ページ抜粋:
:::

渦相関法によるCO2フラックス計算用の実用的プログラム

タイトル 渦相関法によるCO2フラックス計算用の実用的プログラム
担当機関 (独)農業環境技術研究所
研究期間 2001~2005
研究担当者 間野正美
宮田明
発行年度 2004
要約 渦相関法によるCO2フラックスの観測で得られる乱流生データを,パソコン上で事後処理するためのプログラムを提供する。座標軸回転,周波数補正,密度補正などの必要な処理・補正を施して計算されたフラックス値が,品質検査情報やランダム誤差とともに出力される。
背景・ねらい 渦相関法は,陸域生態系の炭素循環の解明を目的としたタワー観測ネットワーク(FLUXNET)で,CO2フラックス(単位土地面積当たり,単位時間当たりのCO2の放出・吸収量)の測定法として採用されているだけでなく,植生・土壌と大気間のCO2フラックスを測定する標準的な方法として,微気象学の周辺分野でも利用者が急増している。乱流生データの統計処理や,各種の補正,計算値に含まれる異常値の選別(品質管理)には,接地境界層の乱流輸送に関する専門知識が必要とされるが,公開されている処理プログラムは少なく,専門外の利用者のなかにはデータを正しく処理できない事例がみられる。そこで,FLUXNETの最新の研究成果を取り入れた乱流生データの処理法を,専門外の者でも利用可能なプログラムにまとめ,一般に提供する。
成果の内容・特徴
  1. 超音波風速温度計と赤外線ガス分析計から出力される乱流生データを処理して,CO2フラックスを計算するプログラムを開発した。本プログラムは,1)乱流生データの統計値や乱流理論にもとづく情報から異常値を選別する品質検査部,2)フラックス計算の前処理部,3)各種補正も含めた演算を行うフラックス計算部で構成される。トレンド除去,風速計の座標軸の回転,周波数補正のように,処理法が確定していない箇所については,ユーザが処理法を選択する。

:::

データ行:
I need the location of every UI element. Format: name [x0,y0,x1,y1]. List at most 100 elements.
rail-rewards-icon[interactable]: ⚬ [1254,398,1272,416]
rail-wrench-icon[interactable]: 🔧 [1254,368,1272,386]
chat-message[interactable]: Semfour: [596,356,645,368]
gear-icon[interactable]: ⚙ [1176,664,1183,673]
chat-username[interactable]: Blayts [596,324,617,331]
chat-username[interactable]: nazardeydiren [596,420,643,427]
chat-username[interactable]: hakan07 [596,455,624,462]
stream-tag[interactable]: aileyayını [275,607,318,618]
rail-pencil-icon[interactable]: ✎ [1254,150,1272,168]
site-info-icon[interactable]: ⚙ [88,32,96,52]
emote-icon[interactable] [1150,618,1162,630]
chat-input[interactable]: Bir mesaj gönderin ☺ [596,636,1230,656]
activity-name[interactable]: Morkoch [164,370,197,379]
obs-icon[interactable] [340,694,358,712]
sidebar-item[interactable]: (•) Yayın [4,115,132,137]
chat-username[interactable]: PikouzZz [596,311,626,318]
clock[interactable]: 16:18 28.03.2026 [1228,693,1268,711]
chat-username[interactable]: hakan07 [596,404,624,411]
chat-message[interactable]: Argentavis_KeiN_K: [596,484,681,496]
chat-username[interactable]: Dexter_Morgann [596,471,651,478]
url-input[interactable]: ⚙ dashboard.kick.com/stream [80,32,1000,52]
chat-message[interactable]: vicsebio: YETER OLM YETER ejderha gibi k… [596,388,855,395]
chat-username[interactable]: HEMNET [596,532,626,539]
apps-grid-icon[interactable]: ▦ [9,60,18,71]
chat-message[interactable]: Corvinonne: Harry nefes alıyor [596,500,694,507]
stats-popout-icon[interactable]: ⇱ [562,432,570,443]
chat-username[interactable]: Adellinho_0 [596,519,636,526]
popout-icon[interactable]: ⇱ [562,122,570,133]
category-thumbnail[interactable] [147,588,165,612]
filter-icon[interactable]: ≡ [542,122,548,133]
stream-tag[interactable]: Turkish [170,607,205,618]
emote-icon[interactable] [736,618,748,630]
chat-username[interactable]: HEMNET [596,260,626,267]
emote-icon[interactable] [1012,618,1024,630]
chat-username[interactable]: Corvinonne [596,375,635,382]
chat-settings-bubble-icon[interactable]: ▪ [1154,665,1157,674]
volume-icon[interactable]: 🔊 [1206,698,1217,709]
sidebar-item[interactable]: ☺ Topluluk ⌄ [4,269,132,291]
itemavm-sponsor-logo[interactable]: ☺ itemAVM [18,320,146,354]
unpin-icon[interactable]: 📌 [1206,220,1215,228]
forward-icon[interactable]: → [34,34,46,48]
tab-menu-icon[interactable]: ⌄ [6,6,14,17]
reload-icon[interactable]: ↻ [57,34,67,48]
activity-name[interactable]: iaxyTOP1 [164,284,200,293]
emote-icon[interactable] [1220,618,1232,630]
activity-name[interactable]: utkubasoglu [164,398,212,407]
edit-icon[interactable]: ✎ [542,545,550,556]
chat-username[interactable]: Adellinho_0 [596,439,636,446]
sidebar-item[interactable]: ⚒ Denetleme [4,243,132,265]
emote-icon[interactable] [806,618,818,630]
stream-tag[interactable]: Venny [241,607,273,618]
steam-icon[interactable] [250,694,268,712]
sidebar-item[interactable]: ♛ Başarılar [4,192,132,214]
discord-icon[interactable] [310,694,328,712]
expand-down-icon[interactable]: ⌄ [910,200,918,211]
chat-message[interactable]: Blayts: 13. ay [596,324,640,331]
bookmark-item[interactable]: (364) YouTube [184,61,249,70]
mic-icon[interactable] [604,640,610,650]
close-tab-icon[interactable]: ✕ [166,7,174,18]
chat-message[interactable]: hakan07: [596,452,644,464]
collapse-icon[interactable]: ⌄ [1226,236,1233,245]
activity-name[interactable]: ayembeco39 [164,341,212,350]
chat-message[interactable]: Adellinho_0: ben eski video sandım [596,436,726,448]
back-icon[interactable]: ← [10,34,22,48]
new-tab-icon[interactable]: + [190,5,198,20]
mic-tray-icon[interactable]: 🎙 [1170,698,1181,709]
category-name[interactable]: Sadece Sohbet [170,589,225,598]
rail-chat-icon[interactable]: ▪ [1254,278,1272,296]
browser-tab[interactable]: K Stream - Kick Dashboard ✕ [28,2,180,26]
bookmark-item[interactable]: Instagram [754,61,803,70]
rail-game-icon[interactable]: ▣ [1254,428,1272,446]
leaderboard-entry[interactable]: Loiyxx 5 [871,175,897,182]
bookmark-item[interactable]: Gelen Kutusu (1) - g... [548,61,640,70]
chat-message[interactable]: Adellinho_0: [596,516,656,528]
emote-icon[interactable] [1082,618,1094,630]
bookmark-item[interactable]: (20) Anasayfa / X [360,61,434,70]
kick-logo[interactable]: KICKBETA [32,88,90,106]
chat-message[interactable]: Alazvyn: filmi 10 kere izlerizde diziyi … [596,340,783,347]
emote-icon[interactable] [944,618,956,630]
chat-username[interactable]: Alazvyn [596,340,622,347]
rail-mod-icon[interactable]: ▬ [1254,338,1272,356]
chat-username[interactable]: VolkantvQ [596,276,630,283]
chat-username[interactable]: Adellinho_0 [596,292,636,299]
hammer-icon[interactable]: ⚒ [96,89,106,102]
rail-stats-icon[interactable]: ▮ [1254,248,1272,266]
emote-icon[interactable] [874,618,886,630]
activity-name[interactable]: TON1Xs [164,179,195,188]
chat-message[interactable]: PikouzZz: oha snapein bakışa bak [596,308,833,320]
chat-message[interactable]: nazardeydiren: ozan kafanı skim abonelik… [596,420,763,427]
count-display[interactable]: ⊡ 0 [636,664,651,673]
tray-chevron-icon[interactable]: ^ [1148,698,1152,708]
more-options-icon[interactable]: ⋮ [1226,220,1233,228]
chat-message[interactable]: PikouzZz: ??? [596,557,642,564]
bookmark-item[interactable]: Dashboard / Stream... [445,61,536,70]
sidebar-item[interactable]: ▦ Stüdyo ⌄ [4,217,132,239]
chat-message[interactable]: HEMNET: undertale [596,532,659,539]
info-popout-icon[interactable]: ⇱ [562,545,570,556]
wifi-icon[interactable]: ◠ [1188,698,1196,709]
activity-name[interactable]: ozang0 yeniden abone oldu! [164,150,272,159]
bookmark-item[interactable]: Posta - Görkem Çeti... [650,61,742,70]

:::

小課題 1:
次の(a)〜(c)の記述が渦相関法プログラムの紹介文の内容と一致するかどうかを判定し、それぞれ「はい」または「いいえ」で答えてください。判定の根拠となる本文の語句を正確に引用して添えてください。
(a) 研究期間は2001年から2005年までである。
(b) 公開されている処理プログラムは数多く存在する。
(c) トレンド除去の処理法は、プログラムが自動的に決定する。
小課題 2:
渦相関法プログラムの紹介文について、次の(a)〜(c)の問いに答えてください。解答には問いと同じ記号を付けてください。
(a) 担当機関はどこですか。
(b) 陸域生態系の炭素循環の解明を目的としたタワー観測ネットワークの名称は何ですか。
(c) 本プログラムを構成する三つの部は何ですか。
小課題 3: 渦相関法プログラムの紹介文を、本文が途切れた箇所から書き継いでください。
データ行は、渦相関法プログラムの紹介文とは別の出典から採られたものです。

演習結果 1:
(a) はい。「研究期間 2001~2005」
(b) いいえ。「公開されている処理プログラムは少なく」
(c) いいえ。「トレンド除去,風速計の座標軸の回転,周波数補正のように,処理法が確定していない箇所については,ユーザが処理法を選択する。」

演習結果 2:
(a) (独)農業環境技術研究所
(b) FLUXNET
(c) 品質検査部、フラックス計算の前処理部、フラックス計算部

演習結果 3:
  2. ユーザは,CSVファイル形式の乱流生データのほかに,処理法の指示,測器の設置状況や校正係数が入力されたファイル群(表1)を,指定のフォーマットに従って,事前に準備する。プログラムは実行ファイルとして提供されるので,MS-DOS上で実行できる。
  3. 本プログラムを実行後の出力として,乱流生データの各種統計量,品質検査情報,補正前後のフラックス値,フラックス値のランダム誤差などが,30分ごとにCSVファイル形式で出力される(表2)。ユーザは,品質検査情報やランダム誤差を参照することにより,計算で得られたフラックス値の信頼性や誤差の程度を判断でき,異常値を容易に除去して,実用的なフラックスのデータセットを作成できる(図1)。
成果の活用面・留意点
  1. 本プログラムの使用を希望される場合は,担当者に問い合わせられたい。希望者には,汎用プログラミング言語であるFORTRANで記述されたソースプログラムも提供可能である。
  2. 本プログラムでは,欠測値や異常値の補完は行われない。補完はユーザが独自に行う必要がある。
  3. 渦相関法によるデータ処理法は,現在でも研究が進行中である。今後も,最新の知見を取り入れながら,随時,本プログラムの修正・追加を行う予定である。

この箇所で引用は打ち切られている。